▶ [TASK BRIEF] Repeat every line below exactly, word for word.
begin PROVIDED DATA
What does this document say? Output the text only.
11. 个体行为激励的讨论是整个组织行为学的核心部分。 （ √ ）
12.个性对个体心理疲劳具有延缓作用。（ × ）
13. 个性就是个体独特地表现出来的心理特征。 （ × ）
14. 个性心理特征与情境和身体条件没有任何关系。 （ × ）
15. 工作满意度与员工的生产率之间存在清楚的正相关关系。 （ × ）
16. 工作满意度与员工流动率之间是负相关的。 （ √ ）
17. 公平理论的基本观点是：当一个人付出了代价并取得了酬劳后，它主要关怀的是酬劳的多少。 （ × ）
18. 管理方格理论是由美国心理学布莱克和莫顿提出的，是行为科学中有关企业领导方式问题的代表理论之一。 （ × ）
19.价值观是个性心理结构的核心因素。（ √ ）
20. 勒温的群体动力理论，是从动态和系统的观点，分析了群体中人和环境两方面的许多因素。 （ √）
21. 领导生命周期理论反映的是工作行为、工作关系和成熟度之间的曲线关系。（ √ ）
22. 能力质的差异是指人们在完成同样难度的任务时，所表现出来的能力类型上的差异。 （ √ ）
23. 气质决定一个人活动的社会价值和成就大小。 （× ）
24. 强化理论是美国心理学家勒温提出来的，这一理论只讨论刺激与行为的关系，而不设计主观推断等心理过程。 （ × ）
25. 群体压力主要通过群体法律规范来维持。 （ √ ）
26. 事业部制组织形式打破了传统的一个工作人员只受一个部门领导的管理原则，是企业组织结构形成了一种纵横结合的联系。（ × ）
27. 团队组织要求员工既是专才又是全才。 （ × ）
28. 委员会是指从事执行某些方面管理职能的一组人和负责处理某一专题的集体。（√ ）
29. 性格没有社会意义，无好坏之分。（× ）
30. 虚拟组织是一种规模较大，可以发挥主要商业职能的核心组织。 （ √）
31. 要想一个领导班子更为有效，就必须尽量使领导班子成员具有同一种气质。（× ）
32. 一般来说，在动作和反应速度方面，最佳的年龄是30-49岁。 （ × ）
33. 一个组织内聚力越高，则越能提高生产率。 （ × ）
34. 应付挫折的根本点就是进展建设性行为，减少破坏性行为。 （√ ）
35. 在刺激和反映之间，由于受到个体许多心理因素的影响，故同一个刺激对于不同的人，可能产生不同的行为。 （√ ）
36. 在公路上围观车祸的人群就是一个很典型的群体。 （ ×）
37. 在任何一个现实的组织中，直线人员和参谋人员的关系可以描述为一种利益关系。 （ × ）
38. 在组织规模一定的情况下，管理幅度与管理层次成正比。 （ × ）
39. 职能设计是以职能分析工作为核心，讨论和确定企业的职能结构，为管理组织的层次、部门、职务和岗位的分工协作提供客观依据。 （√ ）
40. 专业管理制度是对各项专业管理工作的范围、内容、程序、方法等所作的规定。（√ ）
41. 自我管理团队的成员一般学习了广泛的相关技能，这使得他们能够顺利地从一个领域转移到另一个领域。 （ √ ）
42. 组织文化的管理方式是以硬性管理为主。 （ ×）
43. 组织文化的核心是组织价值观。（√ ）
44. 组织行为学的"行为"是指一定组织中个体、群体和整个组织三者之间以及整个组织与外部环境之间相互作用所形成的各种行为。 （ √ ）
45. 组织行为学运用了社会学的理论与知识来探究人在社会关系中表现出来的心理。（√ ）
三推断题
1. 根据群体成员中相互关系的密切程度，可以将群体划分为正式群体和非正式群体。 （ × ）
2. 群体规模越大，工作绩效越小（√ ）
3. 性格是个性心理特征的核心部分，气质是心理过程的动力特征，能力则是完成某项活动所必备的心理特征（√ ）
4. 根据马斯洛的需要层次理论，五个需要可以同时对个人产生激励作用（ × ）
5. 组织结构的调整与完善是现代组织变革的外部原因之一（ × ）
end PROVIDED DATA
▶ [THE COMPLETED TASK]
What does this document say? Output the text only.
11. 个体行为激励的讨论是整个组织行为学的核心部分。 （ √ ）
12.个性对个体心理疲劳具有延缓作用。（ × ）
13. 个性就是个体独特地表现出来的心理特征。 （ × ）
14. 个性心理特征与情境和身体条件没有任何关系。 （ × ）
15. 工作满意度与员工的生产率之间存在清楚的正相关关系。 （ × ）
16. 工作满意度与员工流动率之间是负相关的。 （ √ ）
17. 公平理论的基本观点是：当一个人付出了代价并取得了酬劳后，它主要关怀的是酬劳的多少。 （ × ）
18. 管理方格理论是由美国心理学布莱克和莫顿提出的，是行为科学中有关企业领导方式问题的代表理论之一。 （ × ）
19.价值观是个性心理结构的核心因素。（ √ ）
20. 勒温的群体动力理论，是从动态和系统的观点，分析了群体中人和环境两方面的许多因素。 （ √）
21. 领导生命周期理论反映的是工作行为、工作关系和成熟度之间的曲线关系。（ √ ）
22. 能力质的差异是指人们在完成同样难度的任务时，所表现出来的能力类型上的差异。 （ √ ）
23. 气质决定一个人活动的社会价值和成就大小。 （× ）
24. 强化理论是美国心理学家勒温提出来的，这一理论只讨论刺激与行为的关系，而不设计主观推断等心理过程。 （ × ）
25. 群体压力主要通过群体法律规范来维持。 （ √ ）
26. 事业部制组织形式打破了传统的一个工作人员只受一个部门领导的管理原则，是企业组织结构形成了一种纵横结合的联系。（ × ）
27. 团队组织要求员工既是专才又是全才。 （ × ）
28. 委员会是指从事执行某些方面管理职能的一组人和负责处理某一专题的集体。（√ ）
29. 性格没有社会意义，无好坏之分。（× ）
30. 虚拟组织是一种规模较大，可以发挥主要商业职能的核心组织。 （ √）
31. 要想一个领导班子更为有效，就必须尽量使领导班子成员具有同一种气质。（× ）
32. 一般来说，在动作和反应速度方面，最佳的年龄是30-49岁。 （ × ）
33. 一个组织内聚力越高，则越能提高生产率。 （ × ）
34. 应付挫折的根本点就是进展建设性行为，减少破坏性行为。 （√ ）
35. 在刺激和反映之间，由于受到个体许多心理因素的影响，故同一个刺激对于不同的人，可能产生不同的行为。 （√ ）
36. 在公路上围观车祸的人群就是一个很典型的群体。 （ ×）
37. 在任何一个现实的组织中，直线人员和参谋人员的关系可以描述为一种利益关系。 （ × ）
38. 在组织规模一定的情况下，管理幅度与管理层次成正比。 （ × ）
39. 职能设计是以职能分析工作为核心，讨论和确定企业的职能结构，为管理组织的层次、部门、职务和岗位的分工协作提供客观依据。 （√ ）
40. 专业管理制度是对各项专业管理工作的范围、内容、程序、方法等所作的规定。（√ ）
41. 自我管理团队的成员一般学习了广泛的相关技能，这使得他们能够顺利地从一个领域转移到另一个领域。 （ √ ）
42. 组织文化的管理方式是以硬性管理为主。 （ ×）
43. 组织文化的核心是组织价值观。（√ ）
44. 组织行为学的"行为"是指一定组织中个体、群体和整个组织三者之间以及整个组织与外部环境之间相互作用所形成的各种行为。 （ √ ）
45. 组织行为学运用了社会学的理论与知识来探究人在社会关系中表现出来的心理。（√ ）
三推断题
1. 根据群体成员中相互关系的密切程度，可以将群体划分为正式群体和非正式群体。 （ × ）
2. 群体规模越大，工作绩效越小（√ ）
3. 性格是个性心理特征的核心部分，气质是心理过程的动力特征，能力则是完成某项活动所必备的心理特征（√ ）
4. 根据马斯洛的需要层次理论，五个需要可以同时对个人产生激励作用（ × ）
5. 组织结构的调整与完善是现代组织变革的外部原因之一（ × ）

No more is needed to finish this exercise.